- **Supplied data**:
####################

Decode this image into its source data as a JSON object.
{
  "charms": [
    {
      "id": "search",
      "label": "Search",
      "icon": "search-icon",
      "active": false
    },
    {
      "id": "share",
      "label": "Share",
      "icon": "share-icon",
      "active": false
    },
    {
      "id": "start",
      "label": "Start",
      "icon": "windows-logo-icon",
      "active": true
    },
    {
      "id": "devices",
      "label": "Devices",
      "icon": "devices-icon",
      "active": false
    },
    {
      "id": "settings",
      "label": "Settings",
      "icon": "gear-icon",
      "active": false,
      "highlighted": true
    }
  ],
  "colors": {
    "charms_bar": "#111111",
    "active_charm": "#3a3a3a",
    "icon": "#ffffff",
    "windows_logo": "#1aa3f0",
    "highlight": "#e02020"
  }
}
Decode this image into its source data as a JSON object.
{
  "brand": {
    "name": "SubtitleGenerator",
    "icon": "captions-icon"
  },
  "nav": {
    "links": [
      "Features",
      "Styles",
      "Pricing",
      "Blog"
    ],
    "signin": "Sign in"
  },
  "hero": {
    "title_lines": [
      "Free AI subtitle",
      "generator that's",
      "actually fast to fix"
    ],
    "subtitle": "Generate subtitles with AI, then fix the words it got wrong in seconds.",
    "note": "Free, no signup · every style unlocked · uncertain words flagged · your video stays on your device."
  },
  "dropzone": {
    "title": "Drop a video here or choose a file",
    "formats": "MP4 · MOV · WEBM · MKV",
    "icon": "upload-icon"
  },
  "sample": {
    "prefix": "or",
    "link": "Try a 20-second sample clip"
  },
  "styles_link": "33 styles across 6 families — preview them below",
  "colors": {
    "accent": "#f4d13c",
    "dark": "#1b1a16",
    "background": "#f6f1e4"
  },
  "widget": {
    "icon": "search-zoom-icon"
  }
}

####################

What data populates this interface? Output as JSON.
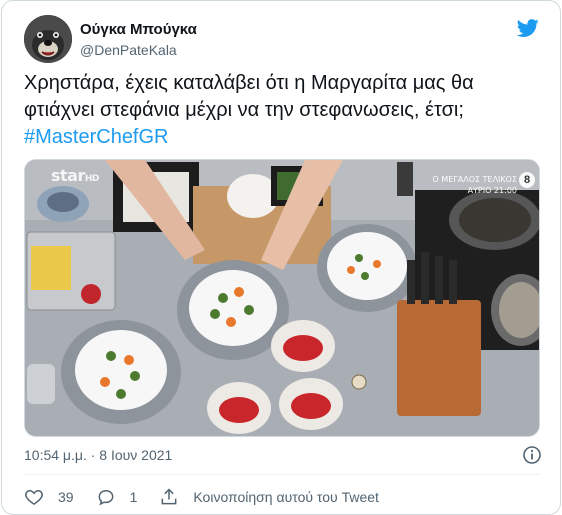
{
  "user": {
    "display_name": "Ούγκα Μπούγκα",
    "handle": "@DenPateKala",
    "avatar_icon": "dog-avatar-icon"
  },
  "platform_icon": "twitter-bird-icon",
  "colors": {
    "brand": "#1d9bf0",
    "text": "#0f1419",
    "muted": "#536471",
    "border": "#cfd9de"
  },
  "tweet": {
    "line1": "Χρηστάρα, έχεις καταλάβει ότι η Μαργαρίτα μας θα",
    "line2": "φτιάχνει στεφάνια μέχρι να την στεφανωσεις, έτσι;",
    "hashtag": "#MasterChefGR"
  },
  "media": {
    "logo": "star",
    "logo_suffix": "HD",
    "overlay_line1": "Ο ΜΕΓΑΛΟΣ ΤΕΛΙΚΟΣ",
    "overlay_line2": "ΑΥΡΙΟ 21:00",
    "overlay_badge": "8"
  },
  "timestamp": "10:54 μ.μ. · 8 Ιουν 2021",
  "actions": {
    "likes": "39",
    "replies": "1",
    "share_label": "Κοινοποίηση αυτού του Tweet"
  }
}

####################

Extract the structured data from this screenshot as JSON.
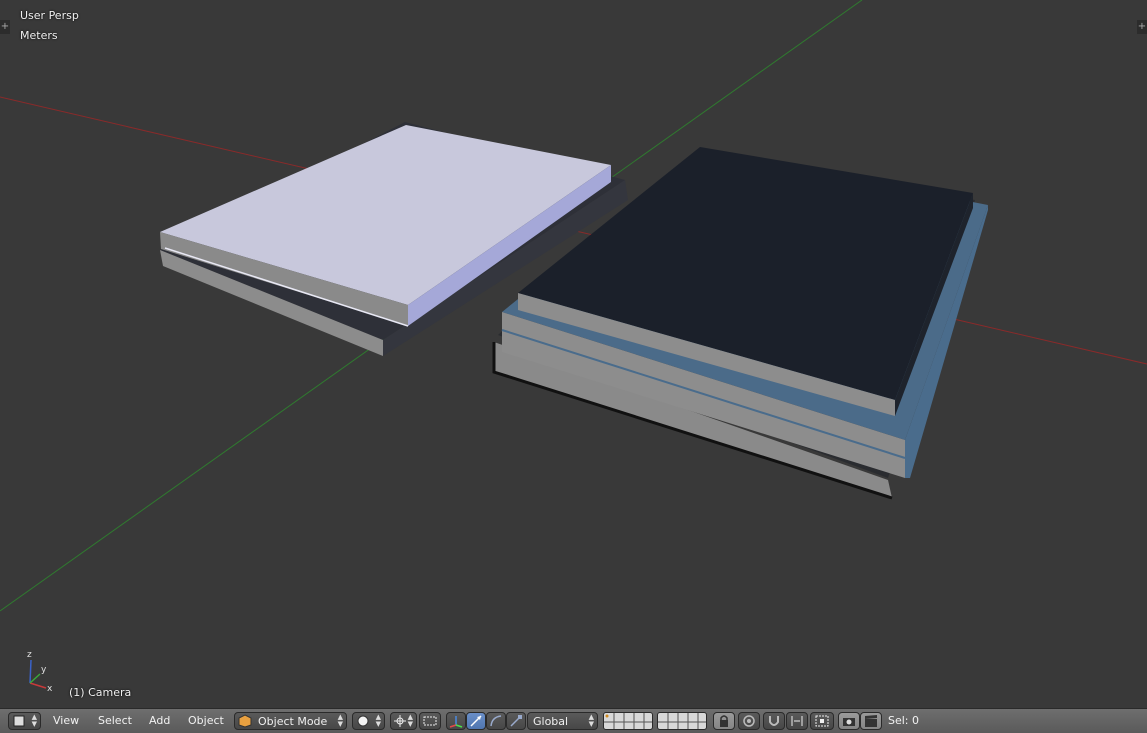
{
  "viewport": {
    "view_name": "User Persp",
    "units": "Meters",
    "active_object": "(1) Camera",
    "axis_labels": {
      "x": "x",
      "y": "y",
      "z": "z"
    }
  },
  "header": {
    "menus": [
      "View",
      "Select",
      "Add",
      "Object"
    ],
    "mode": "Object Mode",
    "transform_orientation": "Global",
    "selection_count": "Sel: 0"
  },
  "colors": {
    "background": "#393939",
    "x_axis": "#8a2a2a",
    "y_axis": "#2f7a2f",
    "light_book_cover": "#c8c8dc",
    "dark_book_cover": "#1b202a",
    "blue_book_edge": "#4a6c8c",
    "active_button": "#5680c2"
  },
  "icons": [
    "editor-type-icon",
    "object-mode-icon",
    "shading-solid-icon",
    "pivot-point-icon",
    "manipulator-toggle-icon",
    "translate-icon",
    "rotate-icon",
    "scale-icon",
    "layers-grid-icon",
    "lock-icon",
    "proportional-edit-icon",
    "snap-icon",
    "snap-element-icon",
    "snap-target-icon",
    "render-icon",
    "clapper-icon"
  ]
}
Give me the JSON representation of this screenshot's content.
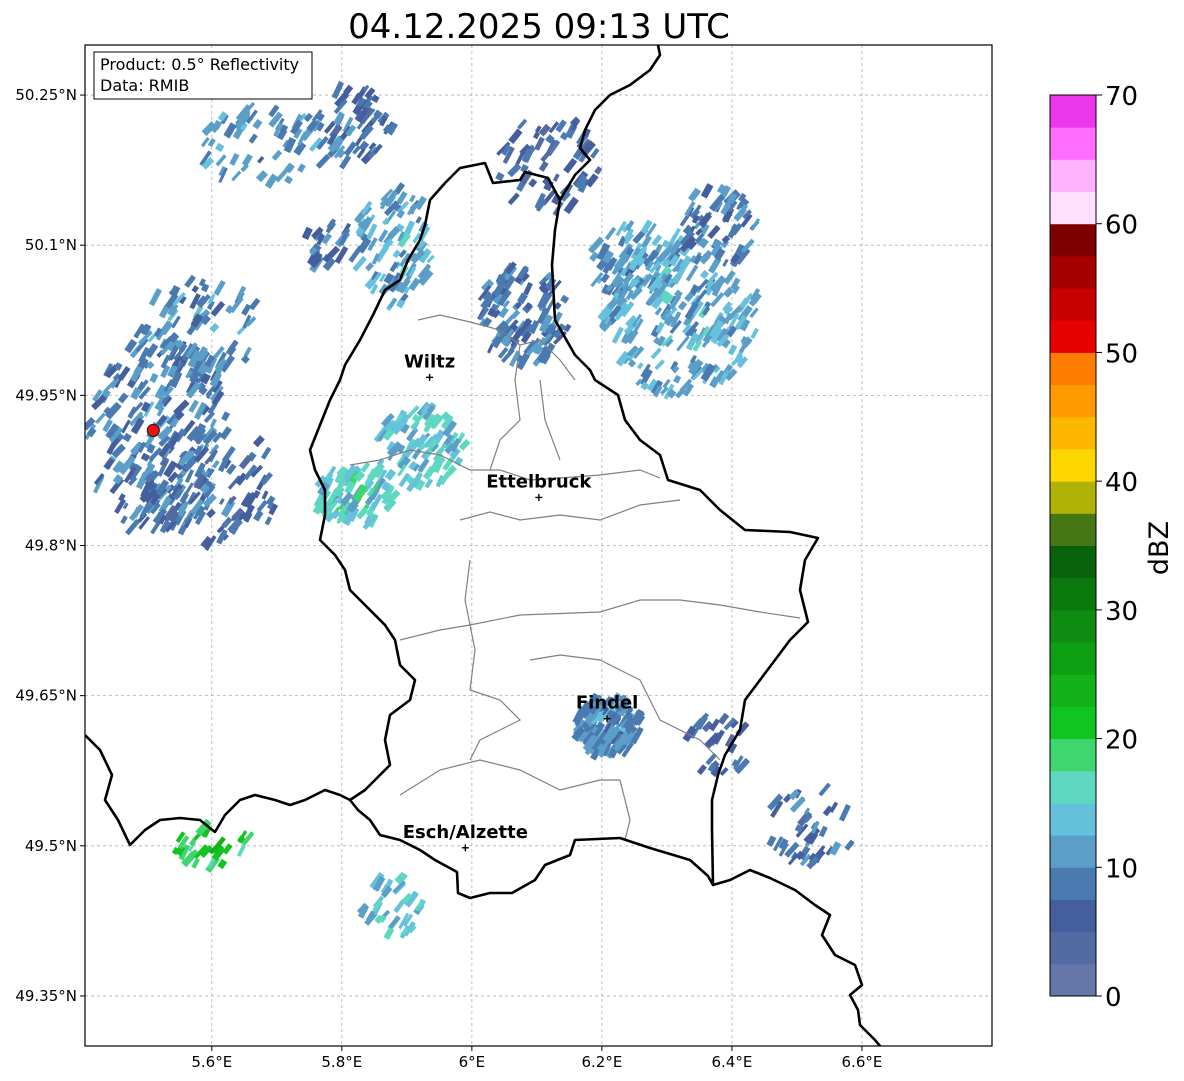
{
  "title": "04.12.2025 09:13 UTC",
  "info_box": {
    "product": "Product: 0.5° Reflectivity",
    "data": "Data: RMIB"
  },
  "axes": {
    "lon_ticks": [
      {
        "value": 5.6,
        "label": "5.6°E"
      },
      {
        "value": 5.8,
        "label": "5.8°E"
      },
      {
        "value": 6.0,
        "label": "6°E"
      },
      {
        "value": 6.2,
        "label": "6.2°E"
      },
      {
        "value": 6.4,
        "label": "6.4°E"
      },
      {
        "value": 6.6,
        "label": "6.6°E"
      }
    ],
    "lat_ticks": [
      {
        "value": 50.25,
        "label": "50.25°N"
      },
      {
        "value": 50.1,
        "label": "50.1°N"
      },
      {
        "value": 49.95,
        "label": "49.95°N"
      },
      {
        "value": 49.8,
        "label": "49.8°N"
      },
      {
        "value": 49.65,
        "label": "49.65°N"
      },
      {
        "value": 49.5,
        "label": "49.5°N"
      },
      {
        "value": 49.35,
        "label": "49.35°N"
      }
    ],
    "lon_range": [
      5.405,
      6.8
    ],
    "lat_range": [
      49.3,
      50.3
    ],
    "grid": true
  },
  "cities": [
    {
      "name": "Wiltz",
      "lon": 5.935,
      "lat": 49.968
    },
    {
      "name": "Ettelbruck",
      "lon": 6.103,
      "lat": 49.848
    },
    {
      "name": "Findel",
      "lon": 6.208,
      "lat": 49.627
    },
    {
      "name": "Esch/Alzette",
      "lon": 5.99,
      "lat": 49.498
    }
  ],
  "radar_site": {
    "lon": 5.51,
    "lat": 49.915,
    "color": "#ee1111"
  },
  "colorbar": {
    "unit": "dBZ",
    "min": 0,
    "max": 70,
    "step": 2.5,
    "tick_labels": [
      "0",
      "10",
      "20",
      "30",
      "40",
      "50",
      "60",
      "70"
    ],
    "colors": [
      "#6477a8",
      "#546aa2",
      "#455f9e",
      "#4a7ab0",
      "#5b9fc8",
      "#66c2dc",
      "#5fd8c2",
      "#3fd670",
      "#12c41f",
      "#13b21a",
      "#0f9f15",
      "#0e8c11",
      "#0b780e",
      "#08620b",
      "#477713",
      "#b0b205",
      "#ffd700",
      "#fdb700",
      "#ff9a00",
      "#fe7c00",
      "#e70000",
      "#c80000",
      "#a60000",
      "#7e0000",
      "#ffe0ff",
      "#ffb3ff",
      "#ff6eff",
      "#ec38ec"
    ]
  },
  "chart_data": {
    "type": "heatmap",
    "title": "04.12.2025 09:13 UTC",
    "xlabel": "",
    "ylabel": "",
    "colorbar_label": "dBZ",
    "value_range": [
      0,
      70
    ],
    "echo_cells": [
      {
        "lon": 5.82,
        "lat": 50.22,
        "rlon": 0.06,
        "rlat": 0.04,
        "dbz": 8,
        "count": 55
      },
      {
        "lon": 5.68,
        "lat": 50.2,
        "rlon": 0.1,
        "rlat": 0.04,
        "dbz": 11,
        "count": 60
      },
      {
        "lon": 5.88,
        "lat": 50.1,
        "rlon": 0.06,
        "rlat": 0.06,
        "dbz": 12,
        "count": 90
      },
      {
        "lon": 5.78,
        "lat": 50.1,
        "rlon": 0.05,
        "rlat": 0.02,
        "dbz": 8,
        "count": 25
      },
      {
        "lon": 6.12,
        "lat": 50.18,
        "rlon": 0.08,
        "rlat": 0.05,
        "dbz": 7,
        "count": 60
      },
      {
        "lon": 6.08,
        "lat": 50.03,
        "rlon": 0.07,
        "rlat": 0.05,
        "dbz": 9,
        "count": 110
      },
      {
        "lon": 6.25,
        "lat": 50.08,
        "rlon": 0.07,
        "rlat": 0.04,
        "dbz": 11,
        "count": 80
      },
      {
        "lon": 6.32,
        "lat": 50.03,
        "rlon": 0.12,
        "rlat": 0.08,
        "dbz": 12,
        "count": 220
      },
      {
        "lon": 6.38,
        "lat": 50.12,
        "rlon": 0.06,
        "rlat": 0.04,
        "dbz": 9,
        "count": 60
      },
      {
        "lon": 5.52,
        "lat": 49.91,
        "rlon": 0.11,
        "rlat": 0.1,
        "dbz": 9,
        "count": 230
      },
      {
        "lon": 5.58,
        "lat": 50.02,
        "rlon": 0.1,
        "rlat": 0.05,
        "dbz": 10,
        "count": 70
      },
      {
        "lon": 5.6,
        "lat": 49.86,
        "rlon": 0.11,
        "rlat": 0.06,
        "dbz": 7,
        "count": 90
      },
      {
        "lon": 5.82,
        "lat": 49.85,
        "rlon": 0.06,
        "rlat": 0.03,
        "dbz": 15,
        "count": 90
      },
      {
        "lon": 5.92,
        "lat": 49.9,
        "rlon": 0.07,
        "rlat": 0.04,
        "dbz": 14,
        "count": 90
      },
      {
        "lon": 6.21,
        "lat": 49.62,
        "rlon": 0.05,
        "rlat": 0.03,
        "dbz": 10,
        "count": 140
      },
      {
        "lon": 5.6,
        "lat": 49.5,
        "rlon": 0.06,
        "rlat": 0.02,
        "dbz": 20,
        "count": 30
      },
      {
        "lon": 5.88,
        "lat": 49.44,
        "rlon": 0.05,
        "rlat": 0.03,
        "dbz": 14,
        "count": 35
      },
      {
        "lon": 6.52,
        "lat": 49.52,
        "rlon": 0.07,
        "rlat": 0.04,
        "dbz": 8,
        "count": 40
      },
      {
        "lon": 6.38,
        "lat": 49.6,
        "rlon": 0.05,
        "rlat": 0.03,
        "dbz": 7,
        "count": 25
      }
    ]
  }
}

####################

- **The request**:
Which lines hold the word "Free"? Copy all of them.

- **Output below**:
      "Free AI subtitle",
    "note": "Free, no signup · every style unlocked · uncertain words flagged · your video stays on your device."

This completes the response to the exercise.